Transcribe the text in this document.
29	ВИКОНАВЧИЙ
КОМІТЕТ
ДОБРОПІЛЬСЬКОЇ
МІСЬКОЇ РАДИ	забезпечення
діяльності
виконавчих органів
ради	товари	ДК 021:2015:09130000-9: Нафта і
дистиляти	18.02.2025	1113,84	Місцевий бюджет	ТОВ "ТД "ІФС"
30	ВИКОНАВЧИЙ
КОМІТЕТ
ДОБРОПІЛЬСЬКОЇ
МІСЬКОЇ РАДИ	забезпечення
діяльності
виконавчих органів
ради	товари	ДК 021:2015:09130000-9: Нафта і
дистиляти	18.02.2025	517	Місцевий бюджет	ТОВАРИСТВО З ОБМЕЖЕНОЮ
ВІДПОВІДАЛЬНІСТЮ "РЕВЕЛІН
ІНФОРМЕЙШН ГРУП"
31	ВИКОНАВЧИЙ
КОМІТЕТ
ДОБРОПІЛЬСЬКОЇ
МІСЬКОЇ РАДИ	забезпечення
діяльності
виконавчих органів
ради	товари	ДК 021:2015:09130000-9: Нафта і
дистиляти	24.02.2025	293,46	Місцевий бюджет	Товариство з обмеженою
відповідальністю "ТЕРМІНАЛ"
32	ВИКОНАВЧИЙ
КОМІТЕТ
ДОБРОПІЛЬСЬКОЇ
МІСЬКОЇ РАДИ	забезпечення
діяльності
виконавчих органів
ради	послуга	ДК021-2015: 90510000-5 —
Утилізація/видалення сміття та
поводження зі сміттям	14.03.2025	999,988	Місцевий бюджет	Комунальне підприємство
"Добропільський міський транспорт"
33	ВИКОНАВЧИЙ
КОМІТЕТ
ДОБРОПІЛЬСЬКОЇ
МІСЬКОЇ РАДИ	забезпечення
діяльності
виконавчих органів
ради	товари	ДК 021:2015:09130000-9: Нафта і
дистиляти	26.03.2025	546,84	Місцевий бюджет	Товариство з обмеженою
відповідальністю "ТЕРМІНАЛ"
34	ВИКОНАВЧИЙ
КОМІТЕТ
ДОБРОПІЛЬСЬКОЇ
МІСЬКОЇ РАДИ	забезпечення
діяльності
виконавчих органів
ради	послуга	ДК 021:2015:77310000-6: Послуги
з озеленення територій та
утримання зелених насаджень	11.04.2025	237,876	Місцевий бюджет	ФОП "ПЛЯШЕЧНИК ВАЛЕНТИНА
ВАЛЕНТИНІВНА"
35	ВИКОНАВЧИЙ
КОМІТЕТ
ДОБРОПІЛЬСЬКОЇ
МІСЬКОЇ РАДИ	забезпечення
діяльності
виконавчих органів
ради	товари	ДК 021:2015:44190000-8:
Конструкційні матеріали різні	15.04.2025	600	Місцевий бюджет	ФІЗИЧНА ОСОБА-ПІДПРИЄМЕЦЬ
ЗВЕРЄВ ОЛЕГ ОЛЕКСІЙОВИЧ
● ● ● ● ●
_Do this:_ Read the entries above, then pull out the lines that include "бюджет".

_Solution:_
дистиляти	18.02.2025	1113,84	Місцевий бюджет	ТОВ "ТД "ІФС"
дистиляти	18.02.2025	517	Місцевий бюджет	ТОВАРИСТВО З ОБМЕЖЕНОЮ
дистиляти	24.02.2025	293,46	Місцевий бюджет	Товариство з обмеженою
поводження зі сміттям	14.03.2025	999,988	Місцевий бюджет	Комунальне підприємство
дистиляти	26.03.2025	546,84	Місцевий бюджет	Товариство з обмеженою
утримання зелених насаджень	11.04.2025	237,876	Місцевий бюджет	ФОП "ПЛЯШЕЧНИК ВАЛЕНТИНА
Конструкційні матеріали різні	15.04.2025	600	Місцевий бюджет	ФІЗИЧНА ОСОБА-ПІДПРИЄМЕЦЬ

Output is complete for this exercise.